**WHAT THE TASK ASKS:**
Extract the whole listing as it stands. Do not include the pictures.

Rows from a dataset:
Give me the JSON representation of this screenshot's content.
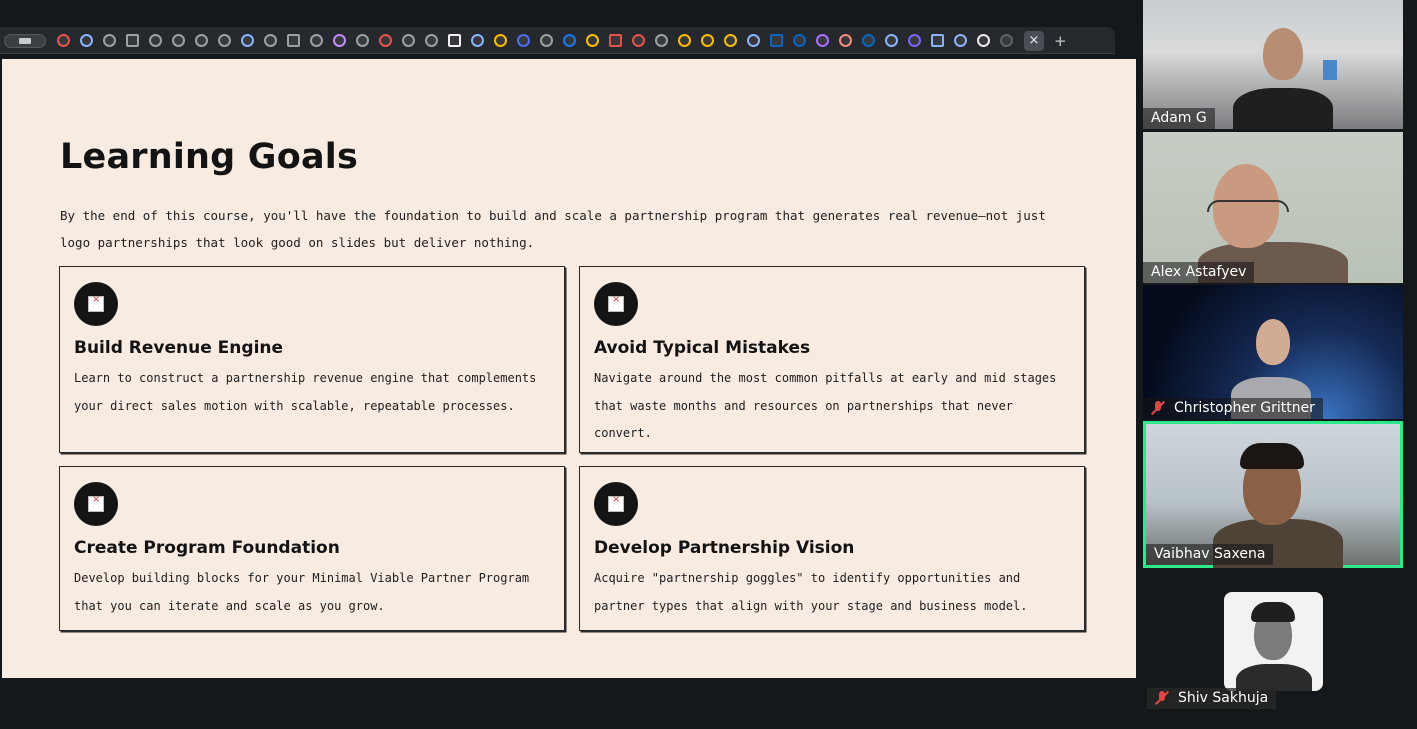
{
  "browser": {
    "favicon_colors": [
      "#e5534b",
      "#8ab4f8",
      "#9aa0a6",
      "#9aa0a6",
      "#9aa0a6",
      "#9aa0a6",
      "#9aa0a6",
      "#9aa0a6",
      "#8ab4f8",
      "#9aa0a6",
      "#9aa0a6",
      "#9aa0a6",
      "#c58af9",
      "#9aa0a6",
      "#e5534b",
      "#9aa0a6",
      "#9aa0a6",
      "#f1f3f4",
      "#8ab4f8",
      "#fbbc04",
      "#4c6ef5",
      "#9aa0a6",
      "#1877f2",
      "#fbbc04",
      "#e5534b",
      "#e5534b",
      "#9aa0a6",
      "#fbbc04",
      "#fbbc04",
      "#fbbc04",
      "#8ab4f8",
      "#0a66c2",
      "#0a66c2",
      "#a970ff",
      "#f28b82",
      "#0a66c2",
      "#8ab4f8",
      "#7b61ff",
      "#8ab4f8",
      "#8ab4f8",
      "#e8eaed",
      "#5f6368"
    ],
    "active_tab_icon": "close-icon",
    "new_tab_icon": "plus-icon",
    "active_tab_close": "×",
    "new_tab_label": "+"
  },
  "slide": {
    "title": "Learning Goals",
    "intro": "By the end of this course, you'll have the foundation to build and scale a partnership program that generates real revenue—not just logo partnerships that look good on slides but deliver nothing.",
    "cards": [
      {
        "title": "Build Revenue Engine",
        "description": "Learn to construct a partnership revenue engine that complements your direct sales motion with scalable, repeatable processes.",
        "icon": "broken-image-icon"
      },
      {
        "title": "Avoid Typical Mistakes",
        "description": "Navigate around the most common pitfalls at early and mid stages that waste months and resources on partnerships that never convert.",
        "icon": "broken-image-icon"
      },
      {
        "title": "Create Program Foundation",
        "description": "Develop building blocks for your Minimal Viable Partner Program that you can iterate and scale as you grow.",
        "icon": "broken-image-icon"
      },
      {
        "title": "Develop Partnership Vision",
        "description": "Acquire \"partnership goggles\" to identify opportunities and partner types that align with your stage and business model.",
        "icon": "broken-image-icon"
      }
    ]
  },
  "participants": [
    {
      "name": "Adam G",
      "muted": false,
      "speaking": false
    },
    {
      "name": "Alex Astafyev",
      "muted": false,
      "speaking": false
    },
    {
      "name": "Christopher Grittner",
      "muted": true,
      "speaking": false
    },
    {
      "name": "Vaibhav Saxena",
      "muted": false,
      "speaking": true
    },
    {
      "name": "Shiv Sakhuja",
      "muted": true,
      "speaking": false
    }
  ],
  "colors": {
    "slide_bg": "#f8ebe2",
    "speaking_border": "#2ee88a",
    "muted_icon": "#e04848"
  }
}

**FULL SOLUTION:**
Give me the JSON representation of this screenshot's content.
{
  "browser": {
    "favicon_colors": [
      "#e5534b",
      "#8ab4f8",
      "#9aa0a6",
      "#9aa0a6",
      "#9aa0a6",
      "#9aa0a6",
      "#9aa0a6",
      "#9aa0a6",
      "#8ab4f8",
      "#9aa0a6",
      "#9aa0a6",
      "#9aa0a6",
      "#c58af9",
      "#9aa0a6",
      "#e5534b",
      "#9aa0a6",
      "#9aa0a6",
      "#f1f3f4",
      "#8ab4f8",
      "#fbbc04",
      "#4c6ef5",
      "#9aa0a6",
      "#1877f2",
      "#fbbc04",
      "#e5534b",
      "#e5534b",
      "#9aa0a6",
      "#fbbc04",
      "#fbbc04",
      "#fbbc04",
      "#8ab4f8",
      "#0a66c2",
      "#0a66c2",
      "#a970ff",
      "#f28b82",
      "#0a66c2",
      "#8ab4f8",
      "#7b61ff",
      "#8ab4f8",
      "#8ab4f8",
      "#e8eaed",
      "#5f6368"
    ],
    "active_tab_icon": "close-icon",
    "new_tab_icon": "plus-icon",
    "active_tab_close": "×",
    "new_tab_label": "+"
  },
  "slide": {
    "title": "Learning Goals",
    "intro": "By the end of this course, you'll have the foundation to build and scale a partnership program that generates real revenue—not just logo partnerships that look good on slides but deliver nothing.",
    "cards": [
      {
        "title": "Build Revenue Engine",
        "description": "Learn to construct a partnership revenue engine that complements your direct sales motion with scalable, repeatable processes.",
        "icon": "broken-image-icon"
      },
      {
        "title": "Avoid Typical Mistakes",
        "description": "Navigate around the most common pitfalls at early and mid stages that waste months and resources on partnerships that never convert.",
        "icon": "broken-image-icon"
      },
      {
        "title": "Create Program Foundation",
        "description": "Develop building blocks for your Minimal Viable Partner Program that you can iterate and scale as you grow.",
        "icon": "broken-image-icon"
      },
      {
        "title": "Develop Partnership Vision",
        "description": "Acquire \"partnership goggles\" to identify opportunities and partner types that align with your stage and business model.",
        "icon": "broken-image-icon"
      }
    ]
  },
  "participants": [
    {
      "name": "Adam G",
      "muted": false,
      "speaking": false
    },
    {
      "name": "Alex Astafyev",
      "muted": false,
      "speaking": false
    },
    {
      "name": "Christopher Grittner",
      "muted": true,
      "speaking": false
    },
    {
      "name": "Vaibhav Saxena",
      "muted": false,
      "speaking": true
    },
    {
      "name": "Shiv Sakhuja",
      "muted": true,
      "speaking": false
    }
  ],
  "colors": {
    "slide_bg": "#f8ebe2",
    "speaking_border": "#2ee88a",
    "muted_icon": "#e04848"
  }
}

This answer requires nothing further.